■ EXERCISE DESCRIPTION: Gather up all lines that carry the word "ffffff".

╔══

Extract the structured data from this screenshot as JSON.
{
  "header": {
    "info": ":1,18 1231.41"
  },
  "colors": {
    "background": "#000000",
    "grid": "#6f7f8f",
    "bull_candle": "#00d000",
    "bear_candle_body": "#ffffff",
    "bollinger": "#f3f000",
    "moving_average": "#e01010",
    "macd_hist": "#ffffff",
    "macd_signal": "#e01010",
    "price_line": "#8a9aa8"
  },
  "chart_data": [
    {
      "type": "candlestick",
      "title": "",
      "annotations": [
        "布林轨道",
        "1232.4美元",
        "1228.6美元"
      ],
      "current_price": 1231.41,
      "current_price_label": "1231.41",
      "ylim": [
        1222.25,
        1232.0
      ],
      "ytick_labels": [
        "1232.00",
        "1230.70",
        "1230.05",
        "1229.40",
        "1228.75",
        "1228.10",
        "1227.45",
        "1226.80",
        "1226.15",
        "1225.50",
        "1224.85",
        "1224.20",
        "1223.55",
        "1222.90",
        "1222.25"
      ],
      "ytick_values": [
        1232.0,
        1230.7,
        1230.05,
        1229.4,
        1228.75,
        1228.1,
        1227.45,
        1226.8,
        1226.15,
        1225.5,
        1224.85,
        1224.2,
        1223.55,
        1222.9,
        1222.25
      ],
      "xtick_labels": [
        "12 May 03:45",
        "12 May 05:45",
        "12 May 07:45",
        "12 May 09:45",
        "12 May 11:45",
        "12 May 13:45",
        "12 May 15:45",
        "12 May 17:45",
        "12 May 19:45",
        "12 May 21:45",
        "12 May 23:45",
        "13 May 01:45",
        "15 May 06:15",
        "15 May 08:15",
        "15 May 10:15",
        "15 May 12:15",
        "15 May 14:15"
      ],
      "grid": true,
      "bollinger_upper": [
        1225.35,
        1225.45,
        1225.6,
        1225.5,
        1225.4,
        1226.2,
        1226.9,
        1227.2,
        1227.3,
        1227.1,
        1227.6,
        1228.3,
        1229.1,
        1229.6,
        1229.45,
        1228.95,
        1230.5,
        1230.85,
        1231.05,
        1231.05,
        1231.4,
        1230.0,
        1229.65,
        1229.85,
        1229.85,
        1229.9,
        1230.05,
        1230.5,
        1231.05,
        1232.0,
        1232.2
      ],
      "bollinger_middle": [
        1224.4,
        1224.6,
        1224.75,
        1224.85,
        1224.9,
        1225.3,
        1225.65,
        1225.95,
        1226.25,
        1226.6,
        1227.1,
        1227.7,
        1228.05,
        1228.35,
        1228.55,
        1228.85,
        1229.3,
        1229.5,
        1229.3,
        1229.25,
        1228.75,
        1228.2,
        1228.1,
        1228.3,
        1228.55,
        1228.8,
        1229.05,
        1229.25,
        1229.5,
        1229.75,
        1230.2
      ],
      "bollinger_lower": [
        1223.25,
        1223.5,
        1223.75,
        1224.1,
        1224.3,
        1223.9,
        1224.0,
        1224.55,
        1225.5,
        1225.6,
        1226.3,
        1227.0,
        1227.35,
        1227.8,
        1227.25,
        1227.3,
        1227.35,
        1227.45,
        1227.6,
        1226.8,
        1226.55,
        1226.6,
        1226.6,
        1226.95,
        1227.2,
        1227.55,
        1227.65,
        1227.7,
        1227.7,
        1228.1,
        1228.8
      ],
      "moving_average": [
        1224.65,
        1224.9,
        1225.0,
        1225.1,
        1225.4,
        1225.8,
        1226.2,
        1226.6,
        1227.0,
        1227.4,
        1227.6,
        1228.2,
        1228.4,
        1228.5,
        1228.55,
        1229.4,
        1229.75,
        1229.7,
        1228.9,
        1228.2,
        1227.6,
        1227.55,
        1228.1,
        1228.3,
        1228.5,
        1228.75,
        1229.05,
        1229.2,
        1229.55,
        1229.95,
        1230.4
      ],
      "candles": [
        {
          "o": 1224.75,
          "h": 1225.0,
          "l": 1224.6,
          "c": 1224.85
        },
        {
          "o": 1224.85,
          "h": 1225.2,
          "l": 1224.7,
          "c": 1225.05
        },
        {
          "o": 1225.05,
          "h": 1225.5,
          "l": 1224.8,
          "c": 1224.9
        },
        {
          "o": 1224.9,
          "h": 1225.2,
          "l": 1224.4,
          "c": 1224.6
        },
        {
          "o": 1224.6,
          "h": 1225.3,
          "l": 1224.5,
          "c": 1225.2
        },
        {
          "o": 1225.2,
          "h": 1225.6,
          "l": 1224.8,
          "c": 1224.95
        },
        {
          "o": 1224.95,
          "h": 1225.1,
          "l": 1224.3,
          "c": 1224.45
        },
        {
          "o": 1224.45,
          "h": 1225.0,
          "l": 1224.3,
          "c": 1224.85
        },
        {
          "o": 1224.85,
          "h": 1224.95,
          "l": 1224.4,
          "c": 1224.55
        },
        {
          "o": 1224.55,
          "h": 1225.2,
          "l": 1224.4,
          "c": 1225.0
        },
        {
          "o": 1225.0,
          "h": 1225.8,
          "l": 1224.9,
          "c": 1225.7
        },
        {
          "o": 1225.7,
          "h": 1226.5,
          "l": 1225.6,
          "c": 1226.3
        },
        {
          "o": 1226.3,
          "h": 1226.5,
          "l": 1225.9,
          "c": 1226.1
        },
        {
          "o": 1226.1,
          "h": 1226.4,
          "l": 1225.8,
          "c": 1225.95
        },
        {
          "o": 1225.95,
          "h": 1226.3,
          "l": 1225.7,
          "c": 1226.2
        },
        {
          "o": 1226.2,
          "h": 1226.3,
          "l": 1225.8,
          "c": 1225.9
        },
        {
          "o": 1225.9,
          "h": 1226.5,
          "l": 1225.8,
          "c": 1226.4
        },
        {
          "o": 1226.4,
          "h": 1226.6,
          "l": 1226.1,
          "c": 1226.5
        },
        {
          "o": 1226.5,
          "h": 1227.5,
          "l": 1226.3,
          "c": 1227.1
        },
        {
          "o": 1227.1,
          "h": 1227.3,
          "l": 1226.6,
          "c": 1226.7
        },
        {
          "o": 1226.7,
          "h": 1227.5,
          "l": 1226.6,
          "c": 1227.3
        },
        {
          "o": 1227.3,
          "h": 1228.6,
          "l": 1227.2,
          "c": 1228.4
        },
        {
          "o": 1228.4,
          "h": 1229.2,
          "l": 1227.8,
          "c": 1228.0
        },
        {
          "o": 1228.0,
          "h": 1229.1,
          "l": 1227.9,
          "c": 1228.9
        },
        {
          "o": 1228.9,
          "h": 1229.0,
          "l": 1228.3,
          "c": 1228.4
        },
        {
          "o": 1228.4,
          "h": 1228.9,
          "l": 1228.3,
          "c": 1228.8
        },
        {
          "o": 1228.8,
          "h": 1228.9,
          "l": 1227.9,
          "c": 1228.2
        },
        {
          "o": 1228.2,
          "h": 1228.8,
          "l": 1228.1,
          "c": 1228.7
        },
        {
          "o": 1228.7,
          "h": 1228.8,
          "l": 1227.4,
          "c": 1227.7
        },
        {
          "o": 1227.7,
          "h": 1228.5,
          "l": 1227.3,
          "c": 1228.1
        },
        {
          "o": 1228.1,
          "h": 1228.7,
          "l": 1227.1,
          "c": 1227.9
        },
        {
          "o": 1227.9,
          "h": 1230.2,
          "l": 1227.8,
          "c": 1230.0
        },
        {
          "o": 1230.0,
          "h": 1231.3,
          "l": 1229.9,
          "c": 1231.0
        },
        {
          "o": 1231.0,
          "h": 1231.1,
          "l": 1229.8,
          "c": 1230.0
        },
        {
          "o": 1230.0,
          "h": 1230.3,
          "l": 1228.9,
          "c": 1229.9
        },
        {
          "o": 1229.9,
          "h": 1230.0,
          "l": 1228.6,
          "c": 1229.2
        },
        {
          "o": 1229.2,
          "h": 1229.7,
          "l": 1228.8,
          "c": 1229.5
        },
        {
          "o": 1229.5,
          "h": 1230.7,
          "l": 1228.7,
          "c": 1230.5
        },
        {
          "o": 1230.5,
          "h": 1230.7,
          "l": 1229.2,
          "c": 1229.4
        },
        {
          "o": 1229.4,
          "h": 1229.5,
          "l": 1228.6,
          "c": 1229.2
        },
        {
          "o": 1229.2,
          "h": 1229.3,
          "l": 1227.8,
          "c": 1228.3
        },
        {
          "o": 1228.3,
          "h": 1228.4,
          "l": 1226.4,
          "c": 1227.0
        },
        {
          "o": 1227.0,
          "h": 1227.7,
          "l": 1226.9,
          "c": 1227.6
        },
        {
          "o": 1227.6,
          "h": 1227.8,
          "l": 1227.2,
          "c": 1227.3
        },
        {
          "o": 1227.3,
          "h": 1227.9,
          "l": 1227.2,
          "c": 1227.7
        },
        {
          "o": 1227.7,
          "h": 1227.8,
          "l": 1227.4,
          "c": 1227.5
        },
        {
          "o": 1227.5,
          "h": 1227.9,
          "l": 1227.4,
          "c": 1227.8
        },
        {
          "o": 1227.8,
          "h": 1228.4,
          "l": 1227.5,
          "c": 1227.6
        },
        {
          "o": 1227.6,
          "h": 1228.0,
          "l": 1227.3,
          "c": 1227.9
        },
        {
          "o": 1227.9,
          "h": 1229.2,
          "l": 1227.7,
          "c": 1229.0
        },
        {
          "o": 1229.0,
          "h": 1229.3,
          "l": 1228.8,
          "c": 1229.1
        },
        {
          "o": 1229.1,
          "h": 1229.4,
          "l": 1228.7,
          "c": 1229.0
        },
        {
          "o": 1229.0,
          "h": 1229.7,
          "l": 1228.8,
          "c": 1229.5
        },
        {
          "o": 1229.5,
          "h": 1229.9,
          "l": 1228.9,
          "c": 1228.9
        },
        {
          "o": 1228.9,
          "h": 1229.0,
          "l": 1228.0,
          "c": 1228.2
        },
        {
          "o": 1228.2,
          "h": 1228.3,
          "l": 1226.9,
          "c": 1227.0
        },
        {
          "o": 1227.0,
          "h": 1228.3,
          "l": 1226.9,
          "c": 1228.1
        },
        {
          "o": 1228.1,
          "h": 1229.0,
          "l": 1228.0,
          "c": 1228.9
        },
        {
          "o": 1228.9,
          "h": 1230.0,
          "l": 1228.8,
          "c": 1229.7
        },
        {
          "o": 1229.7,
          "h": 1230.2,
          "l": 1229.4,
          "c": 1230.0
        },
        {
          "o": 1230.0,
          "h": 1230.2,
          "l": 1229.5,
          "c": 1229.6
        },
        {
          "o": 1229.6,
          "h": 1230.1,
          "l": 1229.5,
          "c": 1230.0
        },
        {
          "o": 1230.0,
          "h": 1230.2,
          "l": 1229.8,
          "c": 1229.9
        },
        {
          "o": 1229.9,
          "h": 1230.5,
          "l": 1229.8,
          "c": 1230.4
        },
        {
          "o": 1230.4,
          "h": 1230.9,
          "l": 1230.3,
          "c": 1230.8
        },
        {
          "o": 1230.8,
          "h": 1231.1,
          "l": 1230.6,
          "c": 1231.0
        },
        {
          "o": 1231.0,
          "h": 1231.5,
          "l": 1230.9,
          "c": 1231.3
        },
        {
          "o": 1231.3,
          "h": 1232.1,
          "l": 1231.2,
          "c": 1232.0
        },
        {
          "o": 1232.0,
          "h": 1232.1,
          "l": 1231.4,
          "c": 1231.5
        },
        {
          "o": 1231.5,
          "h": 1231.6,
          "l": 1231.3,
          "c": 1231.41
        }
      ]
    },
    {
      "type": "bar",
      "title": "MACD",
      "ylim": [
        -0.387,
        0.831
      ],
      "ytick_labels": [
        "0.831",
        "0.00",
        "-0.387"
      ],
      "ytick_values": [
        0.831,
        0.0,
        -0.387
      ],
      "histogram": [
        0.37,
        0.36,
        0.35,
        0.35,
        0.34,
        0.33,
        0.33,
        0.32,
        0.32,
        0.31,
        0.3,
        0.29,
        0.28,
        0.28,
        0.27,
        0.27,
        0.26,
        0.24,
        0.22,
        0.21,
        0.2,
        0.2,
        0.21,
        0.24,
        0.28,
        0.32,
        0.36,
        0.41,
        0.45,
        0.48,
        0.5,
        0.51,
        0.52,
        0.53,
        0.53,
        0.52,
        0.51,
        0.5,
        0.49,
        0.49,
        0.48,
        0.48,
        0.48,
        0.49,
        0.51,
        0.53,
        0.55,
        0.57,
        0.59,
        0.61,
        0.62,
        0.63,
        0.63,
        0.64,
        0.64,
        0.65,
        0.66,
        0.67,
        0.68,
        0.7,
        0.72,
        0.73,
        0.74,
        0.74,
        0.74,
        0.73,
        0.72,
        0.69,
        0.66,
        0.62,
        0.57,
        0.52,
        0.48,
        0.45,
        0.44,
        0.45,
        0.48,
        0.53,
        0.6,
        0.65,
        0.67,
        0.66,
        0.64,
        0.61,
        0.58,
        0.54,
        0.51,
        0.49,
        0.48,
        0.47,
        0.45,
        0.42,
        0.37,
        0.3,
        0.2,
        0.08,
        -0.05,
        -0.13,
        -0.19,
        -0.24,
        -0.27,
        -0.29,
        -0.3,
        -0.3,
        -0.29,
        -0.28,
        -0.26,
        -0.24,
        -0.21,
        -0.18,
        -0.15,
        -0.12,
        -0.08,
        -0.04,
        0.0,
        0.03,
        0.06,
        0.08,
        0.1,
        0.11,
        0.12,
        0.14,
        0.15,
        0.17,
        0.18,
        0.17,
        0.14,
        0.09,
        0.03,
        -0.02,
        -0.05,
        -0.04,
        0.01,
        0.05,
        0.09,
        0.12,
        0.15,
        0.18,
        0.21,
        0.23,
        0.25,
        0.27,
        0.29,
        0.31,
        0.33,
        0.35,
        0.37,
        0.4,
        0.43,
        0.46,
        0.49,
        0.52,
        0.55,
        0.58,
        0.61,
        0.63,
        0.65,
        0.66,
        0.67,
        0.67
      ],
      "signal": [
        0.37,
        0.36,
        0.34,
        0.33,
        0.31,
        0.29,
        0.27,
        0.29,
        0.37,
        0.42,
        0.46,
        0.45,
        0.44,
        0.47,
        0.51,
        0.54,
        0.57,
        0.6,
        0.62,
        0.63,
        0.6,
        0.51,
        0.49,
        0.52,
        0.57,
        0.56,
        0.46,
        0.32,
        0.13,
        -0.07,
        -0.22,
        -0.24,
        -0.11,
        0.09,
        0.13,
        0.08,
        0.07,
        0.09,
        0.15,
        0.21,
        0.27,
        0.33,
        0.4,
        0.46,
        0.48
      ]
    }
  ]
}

╚══

■ COMPLETE RESPONSE:
    "bear_candle_body": "#ffffff",
    "macd_hist": "#ffffff",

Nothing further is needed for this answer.